YOUR GOAL
Write out the listing below again, precisely as it is given.

# START OF MATERIAL PROVIDED

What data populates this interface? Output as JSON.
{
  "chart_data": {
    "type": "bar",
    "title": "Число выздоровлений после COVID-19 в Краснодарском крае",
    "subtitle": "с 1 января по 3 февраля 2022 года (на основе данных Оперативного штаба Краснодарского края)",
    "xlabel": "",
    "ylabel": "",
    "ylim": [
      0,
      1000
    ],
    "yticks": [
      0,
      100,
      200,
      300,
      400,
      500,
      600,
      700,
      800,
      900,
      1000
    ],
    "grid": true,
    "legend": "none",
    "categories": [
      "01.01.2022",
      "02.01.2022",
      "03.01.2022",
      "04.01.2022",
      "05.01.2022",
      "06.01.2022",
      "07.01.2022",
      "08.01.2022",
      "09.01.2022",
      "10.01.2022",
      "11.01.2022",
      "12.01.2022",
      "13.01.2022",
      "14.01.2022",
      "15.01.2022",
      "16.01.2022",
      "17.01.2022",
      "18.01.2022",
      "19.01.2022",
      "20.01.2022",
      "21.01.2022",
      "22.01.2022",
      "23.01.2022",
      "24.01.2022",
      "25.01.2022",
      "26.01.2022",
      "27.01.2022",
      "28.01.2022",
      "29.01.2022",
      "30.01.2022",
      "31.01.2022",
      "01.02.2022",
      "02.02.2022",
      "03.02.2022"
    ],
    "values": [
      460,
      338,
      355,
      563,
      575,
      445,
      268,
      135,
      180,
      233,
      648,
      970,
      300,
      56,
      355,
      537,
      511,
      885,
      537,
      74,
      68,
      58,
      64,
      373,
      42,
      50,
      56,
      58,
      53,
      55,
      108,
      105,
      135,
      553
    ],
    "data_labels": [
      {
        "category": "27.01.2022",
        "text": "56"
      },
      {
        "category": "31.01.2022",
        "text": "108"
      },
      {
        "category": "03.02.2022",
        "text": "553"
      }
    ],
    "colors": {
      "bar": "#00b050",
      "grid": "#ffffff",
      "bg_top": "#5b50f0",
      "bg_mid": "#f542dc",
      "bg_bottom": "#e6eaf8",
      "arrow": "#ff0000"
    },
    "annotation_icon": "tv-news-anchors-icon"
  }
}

# END OF MATERIAL PROVIDED

CORRECT RESPONSE
What data populates this interface? Output as JSON.
{
  "chart_data": {
    "type": "bar",
    "title": "Число выздоровлений после COVID-19 в Краснодарском крае",
    "subtitle": "с 1 января по 3 февраля 2022 года (на основе данных Оперативного штаба Краснодарского края)",
    "xlabel": "",
    "ylabel": "",
    "ylim": [
      0,
      1000
    ],
    "yticks": [
      0,
      100,
      200,
      300,
      400,
      500,
      600,
      700,
      800,
      900,
      1000
    ],
    "grid": true,
    "legend": "none",
    "categories": [
      "01.01.2022",
      "02.01.2022",
      "03.01.2022",
      "04.01.2022",
      "05.01.2022",
      "06.01.2022",
      "07.01.2022",
      "08.01.2022",
      "09.01.2022",
      "10.01.2022",
      "11.01.2022",
      "12.01.2022",
      "13.01.2022",
      "14.01.2022",
      "15.01.2022",
      "16.01.2022",
      "17.01.2022",
      "18.01.2022",
      "19.01.2022",
      "20.01.2022",
      "21.01.2022",
      "22.01.2022",
      "23.01.2022",
      "24.01.2022",
      "25.01.2022",
      "26.01.2022",
      "27.01.2022",
      "28.01.2022",
      "29.01.2022",
      "30.01.2022",
      "31.01.2022",
      "01.02.2022",
      "02.02.2022",
      "03.02.2022"
    ],
    "values": [
      460,
      338,
      355,
      563,
      575,
      445,
      268,
      135,
      180,
      233,
      648,
      970,
      300,
      56,
      355,
      537,
      511,
      885,
      537,
      74,
      68,
      58,
      64,
      373,
      42,
      50,
      56,
      58,
      53,
      55,
      108,
      105,
      135,
      553
    ],
    "data_labels": [
      {
        "category": "27.01.2022",
        "text": "56"
      },
      {
        "category": "31.01.2022",
        "text": "108"
      },
      {
        "category": "03.02.2022",
        "text": "553"
      }
    ],
    "colors": {
      "bar": "#00b050",
      "grid": "#ffffff",
      "bg_top": "#5b50f0",
      "bg_mid": "#f542dc",
      "bg_bottom": "#e6eaf8",
      "arrow": "#ff0000"
    },
    "annotation_icon": "tv-news-anchors-icon"
  }
}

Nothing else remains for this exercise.